*EXERCISE INSTRUCTIONS*
The listing below should be written out exactly; please include all of it.

*DATA SHOWN*

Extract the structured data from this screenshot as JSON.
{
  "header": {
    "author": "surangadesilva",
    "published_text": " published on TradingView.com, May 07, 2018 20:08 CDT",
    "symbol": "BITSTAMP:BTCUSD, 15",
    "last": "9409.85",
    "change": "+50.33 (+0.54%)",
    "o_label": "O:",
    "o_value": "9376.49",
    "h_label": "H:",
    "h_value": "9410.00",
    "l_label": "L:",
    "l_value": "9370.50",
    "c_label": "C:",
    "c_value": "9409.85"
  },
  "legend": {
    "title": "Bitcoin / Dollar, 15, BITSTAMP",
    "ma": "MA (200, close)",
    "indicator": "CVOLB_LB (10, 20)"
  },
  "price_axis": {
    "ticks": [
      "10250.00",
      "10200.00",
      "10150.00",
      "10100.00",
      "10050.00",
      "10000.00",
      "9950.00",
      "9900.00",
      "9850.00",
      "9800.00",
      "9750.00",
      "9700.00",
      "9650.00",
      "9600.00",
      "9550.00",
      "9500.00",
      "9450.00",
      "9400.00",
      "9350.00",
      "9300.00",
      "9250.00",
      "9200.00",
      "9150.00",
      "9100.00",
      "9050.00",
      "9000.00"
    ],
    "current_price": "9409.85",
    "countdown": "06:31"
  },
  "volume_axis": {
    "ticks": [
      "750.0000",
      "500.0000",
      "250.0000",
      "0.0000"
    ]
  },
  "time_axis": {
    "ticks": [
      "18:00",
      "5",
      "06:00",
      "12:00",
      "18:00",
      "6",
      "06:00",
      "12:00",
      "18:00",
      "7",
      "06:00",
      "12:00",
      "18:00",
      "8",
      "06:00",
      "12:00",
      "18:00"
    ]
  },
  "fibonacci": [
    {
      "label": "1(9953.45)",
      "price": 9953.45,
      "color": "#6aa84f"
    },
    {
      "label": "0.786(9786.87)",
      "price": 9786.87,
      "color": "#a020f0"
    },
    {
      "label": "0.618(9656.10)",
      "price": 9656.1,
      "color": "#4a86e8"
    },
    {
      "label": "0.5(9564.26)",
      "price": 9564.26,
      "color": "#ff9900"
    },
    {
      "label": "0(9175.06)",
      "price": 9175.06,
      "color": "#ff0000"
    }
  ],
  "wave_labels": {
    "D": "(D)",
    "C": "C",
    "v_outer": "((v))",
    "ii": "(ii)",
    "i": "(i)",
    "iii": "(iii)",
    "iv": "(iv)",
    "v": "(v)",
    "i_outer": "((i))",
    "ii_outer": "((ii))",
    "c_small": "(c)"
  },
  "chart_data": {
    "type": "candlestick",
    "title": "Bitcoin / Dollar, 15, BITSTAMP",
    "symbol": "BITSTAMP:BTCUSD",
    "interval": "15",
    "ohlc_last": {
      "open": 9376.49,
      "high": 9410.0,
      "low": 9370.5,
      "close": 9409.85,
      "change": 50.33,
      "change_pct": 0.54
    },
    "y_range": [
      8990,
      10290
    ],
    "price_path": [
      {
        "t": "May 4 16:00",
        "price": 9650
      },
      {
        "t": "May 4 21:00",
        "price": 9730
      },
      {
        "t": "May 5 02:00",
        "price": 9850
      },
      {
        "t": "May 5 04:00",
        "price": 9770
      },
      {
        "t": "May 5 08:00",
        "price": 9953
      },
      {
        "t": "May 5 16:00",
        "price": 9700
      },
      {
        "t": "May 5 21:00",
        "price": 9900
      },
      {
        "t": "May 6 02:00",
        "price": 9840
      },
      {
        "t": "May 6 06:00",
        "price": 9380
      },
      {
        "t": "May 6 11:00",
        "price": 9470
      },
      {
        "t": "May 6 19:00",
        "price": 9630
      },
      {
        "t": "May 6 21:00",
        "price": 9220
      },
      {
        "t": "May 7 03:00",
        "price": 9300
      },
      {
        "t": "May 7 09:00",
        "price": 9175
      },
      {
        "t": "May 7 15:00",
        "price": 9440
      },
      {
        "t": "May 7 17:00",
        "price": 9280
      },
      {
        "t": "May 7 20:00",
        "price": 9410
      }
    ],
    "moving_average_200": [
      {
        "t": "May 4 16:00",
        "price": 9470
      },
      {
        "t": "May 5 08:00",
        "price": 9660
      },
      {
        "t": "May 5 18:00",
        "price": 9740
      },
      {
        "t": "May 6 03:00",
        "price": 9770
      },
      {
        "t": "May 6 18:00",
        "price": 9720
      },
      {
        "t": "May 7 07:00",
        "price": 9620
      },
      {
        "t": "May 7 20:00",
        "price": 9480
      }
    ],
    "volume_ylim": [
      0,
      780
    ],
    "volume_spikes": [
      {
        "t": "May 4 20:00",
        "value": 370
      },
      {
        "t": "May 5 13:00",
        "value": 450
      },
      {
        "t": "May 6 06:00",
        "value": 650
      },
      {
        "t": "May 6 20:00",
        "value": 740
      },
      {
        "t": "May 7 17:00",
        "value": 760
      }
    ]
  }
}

*SOLUTION FOR THIS EXERCISE*
Extract the structured data from this screenshot as JSON.
{
  "header": {
    "author": "surangadesilva",
    "published_text": " published on TradingView.com, May 07, 2018 20:08 CDT",
    "symbol": "BITSTAMP:BTCUSD, 15",
    "last": "9409.85",
    "change": "+50.33 (+0.54%)",
    "o_label": "O:",
    "o_value": "9376.49",
    "h_label": "H:",
    "h_value": "9410.00",
    "l_label": "L:",
    "l_value": "9370.50",
    "c_label": "C:",
    "c_value": "9409.85"
  },
  "legend": {
    "title": "Bitcoin / Dollar, 15, BITSTAMP",
    "ma": "MA (200, close)",
    "indicator": "CVOLB_LB (10, 20)"
  },
  "price_axis": {
    "ticks": [
      "10250.00",
      "10200.00",
      "10150.00",
      "10100.00",
      "10050.00",
      "10000.00",
      "9950.00",
      "9900.00",
      "9850.00",
      "9800.00",
      "9750.00",
      "9700.00",
      "9650.00",
      "9600.00",
      "9550.00",
      "9500.00",
      "9450.00",
      "9400.00",
      "9350.00",
      "9300.00",
      "9250.00",
      "9200.00",
      "9150.00",
      "9100.00",
      "9050.00",
      "9000.00"
    ],
    "current_price": "9409.85",
    "countdown": "06:31"
  },
  "volume_axis": {
    "ticks": [
      "750.0000",
      "500.0000",
      "250.0000",
      "0.0000"
    ]
  },
  "time_axis": {
    "ticks": [
      "18:00",
      "5",
      "06:00",
      "12:00",
      "18:00",
      "6",
      "06:00",
      "12:00",
      "18:00",
      "7",
      "06:00",
      "12:00",
      "18:00",
      "8",
      "06:00",
      "12:00",
      "18:00"
    ]
  },
  "fibonacci": [
    {
      "label": "1(9953.45)",
      "price": 9953.45,
      "color": "#6aa84f"
    },
    {
      "label": "0.786(9786.87)",
      "price": 9786.87,
      "color": "#a020f0"
    },
    {
      "label": "0.618(9656.10)",
      "price": 9656.1,
      "color": "#4a86e8"
    },
    {
      "label": "0.5(9564.26)",
      "price": 9564.26,
      "color": "#ff9900"
    },
    {
      "label": "0(9175.06)",
      "price": 9175.06,
      "color": "#ff0000"
    }
  ],
  "wave_labels": {
    "D": "(D)",
    "C": "C",
    "v_outer": "((v))",
    "ii": "(ii)",
    "i": "(i)",
    "iii": "(iii)",
    "iv": "(iv)",
    "v": "(v)",
    "i_outer": "((i))",
    "ii_outer": "((ii))",
    "c_small": "(c)"
  },
  "chart_data": {
    "type": "candlestick",
    "title": "Bitcoin / Dollar, 15, BITSTAMP",
    "symbol": "BITSTAMP:BTCUSD",
    "interval": "15",
    "ohlc_last": {
      "open": 9376.49,
      "high": 9410.0,
      "low": 9370.5,
      "close": 9409.85,
      "change": 50.33,
      "change_pct": 0.54
    },
    "y_range": [
      8990,
      10290
    ],
    "price_path": [
      {
        "t": "May 4 16:00",
        "price": 9650
      },
      {
        "t": "May 4 21:00",
        "price": 9730
      },
      {
        "t": "May 5 02:00",
        "price": 9850
      },
      {
        "t": "May 5 04:00",
        "price": 9770
      },
      {
        "t": "May 5 08:00",
        "price": 9953
      },
      {
        "t": "May 5 16:00",
        "price": 9700
      },
      {
        "t": "May 5 21:00",
        "price": 9900
      },
      {
        "t": "May 6 02:00",
        "price": 9840
      },
      {
        "t": "May 6 06:00",
        "price": 9380
      },
      {
        "t": "May 6 11:00",
        "price": 9470
      },
      {
        "t": "May 6 19:00",
        "price": 9630
      },
      {
        "t": "May 6 21:00",
        "price": 9220
      },
      {
        "t": "May 7 03:00",
        "price": 9300
      },
      {
        "t": "May 7 09:00",
        "price": 9175
      },
      {
        "t": "May 7 15:00",
        "price": 9440
      },
      {
        "t": "May 7 17:00",
        "price": 9280
      },
      {
        "t": "May 7 20:00",
        "price": 9410
      }
    ],
    "moving_average_200": [
      {
        "t": "May 4 16:00",
        "price": 9470
      },
      {
        "t": "May 5 08:00",
        "price": 9660
      },
      {
        "t": "May 5 18:00",
        "price": 9740
      },
      {
        "t": "May 6 03:00",
        "price": 9770
      },
      {
        "t": "May 6 18:00",
        "price": 9720
      },
      {
        "t": "May 7 07:00",
        "price": 9620
      },
      {
        "t": "May 7 20:00",
        "price": 9480
      }
    ],
    "volume_ylim": [
      0,
      780
    ],
    "volume_spikes": [
      {
        "t": "May 4 20:00",
        "value": 370
      },
      {
        "t": "May 5 13:00",
        "value": 450
      },
      {
        "t": "May 6 06:00",
        "value": 650
      },
      {
        "t": "May 6 20:00",
        "value": 740
      },
      {
        "t": "May 7 17:00",
        "value": 760
      }
    ]
  }
}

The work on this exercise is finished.